## GIVEN EXERCISE
Write out the stretch of entries from the very start through the line containing "column-header-moa-label: MOA <box>1051", with each line unchanged.

____________________

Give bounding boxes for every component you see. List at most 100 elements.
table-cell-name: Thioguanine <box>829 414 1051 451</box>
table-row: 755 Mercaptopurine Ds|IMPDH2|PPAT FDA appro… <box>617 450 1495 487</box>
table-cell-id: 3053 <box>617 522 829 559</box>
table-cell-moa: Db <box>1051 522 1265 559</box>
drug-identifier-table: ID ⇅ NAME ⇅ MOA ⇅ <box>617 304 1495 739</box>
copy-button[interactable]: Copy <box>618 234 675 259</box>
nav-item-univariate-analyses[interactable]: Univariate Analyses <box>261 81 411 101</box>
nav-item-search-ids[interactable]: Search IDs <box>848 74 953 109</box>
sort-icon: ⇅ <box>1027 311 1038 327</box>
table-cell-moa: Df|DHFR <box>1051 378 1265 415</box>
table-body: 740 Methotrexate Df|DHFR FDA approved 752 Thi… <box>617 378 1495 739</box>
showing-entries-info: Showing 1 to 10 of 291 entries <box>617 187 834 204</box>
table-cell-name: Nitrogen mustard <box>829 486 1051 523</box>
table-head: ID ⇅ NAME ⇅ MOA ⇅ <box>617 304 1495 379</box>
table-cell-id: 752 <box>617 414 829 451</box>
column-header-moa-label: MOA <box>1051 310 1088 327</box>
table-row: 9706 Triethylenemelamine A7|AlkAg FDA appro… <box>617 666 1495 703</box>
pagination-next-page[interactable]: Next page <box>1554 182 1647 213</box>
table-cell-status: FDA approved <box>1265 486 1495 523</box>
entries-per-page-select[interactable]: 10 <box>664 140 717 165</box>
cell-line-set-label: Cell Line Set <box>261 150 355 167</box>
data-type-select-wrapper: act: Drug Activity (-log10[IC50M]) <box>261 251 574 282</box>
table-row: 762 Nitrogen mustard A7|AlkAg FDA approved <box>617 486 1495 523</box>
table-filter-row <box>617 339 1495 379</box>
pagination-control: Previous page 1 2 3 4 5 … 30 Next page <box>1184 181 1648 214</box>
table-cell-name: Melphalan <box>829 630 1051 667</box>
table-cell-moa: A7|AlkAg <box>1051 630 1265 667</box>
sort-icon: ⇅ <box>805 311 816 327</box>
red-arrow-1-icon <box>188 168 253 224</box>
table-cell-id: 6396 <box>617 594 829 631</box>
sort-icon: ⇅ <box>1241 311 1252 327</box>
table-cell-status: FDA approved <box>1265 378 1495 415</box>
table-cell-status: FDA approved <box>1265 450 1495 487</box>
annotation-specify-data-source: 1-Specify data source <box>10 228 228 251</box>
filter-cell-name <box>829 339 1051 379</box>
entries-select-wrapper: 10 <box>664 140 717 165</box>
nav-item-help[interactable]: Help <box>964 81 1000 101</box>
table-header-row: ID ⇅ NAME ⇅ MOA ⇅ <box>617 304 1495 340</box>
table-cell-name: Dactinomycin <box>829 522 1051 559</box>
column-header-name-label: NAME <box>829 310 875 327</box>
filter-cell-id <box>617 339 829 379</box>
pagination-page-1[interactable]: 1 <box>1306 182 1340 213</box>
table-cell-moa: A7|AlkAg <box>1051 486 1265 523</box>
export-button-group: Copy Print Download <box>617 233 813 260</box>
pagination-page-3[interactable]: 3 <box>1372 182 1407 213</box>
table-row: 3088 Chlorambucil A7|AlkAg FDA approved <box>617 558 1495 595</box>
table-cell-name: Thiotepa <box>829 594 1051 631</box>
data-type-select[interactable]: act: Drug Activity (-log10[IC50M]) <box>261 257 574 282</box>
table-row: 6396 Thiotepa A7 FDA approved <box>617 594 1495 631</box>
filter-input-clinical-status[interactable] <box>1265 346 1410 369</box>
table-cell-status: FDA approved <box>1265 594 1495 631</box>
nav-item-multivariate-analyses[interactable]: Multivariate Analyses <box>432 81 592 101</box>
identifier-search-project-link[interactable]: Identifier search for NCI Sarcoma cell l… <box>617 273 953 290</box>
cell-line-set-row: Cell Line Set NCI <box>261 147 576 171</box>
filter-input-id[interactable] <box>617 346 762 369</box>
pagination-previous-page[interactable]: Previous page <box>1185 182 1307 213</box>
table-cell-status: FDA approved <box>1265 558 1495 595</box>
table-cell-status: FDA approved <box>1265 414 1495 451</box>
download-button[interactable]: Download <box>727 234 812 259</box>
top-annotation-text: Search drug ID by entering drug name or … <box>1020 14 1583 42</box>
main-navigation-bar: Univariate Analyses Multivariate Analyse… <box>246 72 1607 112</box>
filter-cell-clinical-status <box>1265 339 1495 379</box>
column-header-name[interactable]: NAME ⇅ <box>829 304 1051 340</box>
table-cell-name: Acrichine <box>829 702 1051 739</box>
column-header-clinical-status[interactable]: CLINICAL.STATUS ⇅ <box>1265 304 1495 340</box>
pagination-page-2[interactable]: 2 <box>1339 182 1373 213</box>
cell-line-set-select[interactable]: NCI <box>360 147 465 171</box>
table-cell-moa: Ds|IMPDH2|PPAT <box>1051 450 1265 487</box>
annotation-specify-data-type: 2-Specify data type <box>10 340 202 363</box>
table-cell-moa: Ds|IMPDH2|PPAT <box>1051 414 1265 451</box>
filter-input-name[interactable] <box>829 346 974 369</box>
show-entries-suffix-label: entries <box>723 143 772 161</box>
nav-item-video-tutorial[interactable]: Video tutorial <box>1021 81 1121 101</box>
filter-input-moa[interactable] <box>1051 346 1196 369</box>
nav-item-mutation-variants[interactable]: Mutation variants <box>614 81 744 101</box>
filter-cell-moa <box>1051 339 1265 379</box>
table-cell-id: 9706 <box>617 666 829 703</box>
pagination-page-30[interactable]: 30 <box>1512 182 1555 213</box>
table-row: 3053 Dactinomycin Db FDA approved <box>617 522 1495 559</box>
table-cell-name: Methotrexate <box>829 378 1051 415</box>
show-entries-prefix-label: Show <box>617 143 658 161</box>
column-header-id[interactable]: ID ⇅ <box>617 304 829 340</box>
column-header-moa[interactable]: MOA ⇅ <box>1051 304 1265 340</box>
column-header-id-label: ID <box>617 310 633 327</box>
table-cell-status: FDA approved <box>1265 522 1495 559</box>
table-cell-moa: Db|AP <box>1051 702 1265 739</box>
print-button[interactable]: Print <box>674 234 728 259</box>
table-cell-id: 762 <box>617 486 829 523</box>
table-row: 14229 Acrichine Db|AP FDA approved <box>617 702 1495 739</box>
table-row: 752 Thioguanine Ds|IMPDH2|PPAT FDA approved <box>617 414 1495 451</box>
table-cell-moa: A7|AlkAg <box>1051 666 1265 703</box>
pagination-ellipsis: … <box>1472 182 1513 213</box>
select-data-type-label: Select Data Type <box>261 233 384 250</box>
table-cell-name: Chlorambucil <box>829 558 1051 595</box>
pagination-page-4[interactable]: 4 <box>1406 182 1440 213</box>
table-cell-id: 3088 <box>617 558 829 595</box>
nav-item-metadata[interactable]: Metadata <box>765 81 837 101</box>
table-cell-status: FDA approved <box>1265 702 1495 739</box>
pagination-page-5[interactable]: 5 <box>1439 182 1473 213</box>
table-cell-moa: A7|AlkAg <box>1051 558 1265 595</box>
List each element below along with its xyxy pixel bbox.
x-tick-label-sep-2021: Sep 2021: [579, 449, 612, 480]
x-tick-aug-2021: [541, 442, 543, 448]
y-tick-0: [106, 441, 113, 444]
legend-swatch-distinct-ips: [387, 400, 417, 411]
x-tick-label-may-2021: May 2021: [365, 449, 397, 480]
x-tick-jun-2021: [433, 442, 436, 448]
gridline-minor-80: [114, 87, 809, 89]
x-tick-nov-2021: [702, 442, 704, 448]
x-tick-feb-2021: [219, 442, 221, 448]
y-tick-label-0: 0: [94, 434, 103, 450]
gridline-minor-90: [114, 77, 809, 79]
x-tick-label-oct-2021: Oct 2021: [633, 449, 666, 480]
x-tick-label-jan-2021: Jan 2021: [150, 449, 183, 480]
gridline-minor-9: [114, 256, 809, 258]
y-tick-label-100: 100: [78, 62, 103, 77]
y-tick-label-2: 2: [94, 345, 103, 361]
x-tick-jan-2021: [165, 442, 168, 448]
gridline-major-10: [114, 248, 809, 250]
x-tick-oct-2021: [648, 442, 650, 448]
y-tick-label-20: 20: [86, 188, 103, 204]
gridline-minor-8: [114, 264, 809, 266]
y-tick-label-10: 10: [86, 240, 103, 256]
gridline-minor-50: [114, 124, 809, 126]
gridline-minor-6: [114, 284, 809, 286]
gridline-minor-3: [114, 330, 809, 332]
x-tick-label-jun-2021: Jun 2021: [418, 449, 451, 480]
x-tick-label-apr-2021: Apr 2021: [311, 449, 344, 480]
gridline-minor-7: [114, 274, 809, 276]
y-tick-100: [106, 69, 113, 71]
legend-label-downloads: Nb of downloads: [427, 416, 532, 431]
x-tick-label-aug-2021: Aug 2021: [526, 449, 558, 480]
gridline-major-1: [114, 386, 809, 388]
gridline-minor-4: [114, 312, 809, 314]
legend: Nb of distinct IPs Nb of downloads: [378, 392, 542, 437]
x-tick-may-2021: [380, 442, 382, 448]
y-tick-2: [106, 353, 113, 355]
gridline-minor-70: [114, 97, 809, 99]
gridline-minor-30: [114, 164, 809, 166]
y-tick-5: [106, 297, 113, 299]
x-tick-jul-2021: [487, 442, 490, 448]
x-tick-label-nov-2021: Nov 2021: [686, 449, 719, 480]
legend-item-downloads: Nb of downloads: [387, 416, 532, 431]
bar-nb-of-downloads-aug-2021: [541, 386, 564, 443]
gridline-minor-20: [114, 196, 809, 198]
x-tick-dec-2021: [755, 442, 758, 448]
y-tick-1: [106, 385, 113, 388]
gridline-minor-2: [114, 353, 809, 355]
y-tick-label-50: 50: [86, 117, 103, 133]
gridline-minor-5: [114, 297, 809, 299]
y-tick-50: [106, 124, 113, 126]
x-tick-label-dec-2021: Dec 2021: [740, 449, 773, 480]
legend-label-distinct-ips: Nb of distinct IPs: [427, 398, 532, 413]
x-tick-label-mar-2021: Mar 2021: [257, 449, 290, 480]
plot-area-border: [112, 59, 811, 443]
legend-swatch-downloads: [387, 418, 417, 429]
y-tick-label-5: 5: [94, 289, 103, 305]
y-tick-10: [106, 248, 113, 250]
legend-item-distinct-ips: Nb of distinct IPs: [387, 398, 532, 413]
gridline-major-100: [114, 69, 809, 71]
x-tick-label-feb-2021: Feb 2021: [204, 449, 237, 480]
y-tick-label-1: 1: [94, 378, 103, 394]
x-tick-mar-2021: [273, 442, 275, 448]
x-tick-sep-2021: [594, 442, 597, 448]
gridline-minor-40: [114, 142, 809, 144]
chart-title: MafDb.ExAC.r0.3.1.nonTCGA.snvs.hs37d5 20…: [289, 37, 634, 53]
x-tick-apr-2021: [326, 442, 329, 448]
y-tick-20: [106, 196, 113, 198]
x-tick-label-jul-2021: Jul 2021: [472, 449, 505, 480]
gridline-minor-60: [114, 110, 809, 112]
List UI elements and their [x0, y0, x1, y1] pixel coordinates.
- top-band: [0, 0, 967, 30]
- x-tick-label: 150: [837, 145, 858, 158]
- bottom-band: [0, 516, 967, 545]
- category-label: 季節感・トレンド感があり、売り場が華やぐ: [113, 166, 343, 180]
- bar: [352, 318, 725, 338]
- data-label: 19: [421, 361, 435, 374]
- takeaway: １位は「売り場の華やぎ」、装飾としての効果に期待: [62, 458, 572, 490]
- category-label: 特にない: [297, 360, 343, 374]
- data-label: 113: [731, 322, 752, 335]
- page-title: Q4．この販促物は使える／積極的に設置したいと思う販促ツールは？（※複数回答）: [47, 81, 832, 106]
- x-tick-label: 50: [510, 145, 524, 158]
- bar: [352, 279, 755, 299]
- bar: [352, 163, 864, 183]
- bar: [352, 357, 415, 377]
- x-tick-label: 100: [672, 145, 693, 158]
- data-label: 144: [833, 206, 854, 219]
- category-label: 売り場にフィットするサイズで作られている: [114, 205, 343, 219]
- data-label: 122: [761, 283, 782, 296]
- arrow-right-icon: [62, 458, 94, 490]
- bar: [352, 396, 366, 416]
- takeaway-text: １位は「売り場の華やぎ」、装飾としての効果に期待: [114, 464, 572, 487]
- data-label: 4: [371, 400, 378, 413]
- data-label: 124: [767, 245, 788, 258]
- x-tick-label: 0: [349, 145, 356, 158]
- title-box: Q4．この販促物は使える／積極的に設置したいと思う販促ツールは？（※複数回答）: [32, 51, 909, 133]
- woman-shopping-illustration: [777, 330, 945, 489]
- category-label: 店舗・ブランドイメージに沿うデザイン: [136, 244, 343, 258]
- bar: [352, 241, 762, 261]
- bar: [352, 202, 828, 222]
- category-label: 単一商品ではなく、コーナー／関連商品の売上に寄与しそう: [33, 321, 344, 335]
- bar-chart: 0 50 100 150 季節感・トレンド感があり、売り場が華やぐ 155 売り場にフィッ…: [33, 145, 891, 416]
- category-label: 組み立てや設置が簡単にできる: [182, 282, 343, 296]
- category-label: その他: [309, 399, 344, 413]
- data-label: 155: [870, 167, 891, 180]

____________________

## COMPLETED TASK
Give bounding boxes for every component you see. List at most 100 elements.
table-cell-name: Thioguanine <box>829 414 1051 451</box>
table-row: 755 Mercaptopurine Ds|IMPDH2|PPAT FDA appro… <box>617 450 1495 487</box>
table-cell-id: 3053 <box>617 522 829 559</box>
table-cell-moa: Db <box>1051 522 1265 559</box>
drug-identifier-table: ID ⇅ NAME ⇅ MOA ⇅ <box>617 304 1495 739</box>
copy-button[interactable]: Copy <box>618 234 675 259</box>
nav-item-univariate-analyses[interactable]: Univariate Analyses <box>261 81 411 101</box>
nav-item-search-ids[interactable]: Search IDs <box>848 74 953 109</box>
sort-icon: ⇅ <box>1027 311 1038 327</box>
table-cell-moa: Df|DHFR <box>1051 378 1265 415</box>
table-body: 740 Methotrexate Df|DHFR FDA approved 752 Thi… <box>617 378 1495 739</box>
showing-entries-info: Showing 1 to 10 of 291 entries <box>617 187 834 204</box>
table-cell-name: Nitrogen mustard <box>829 486 1051 523</box>
table-head: ID ⇅ NAME ⇅ MOA ⇅ <box>617 304 1495 379</box>
table-cell-id: 752 <box>617 414 829 451</box>
column-header-moa-label: MOA <box>1051 310 1088 327</box>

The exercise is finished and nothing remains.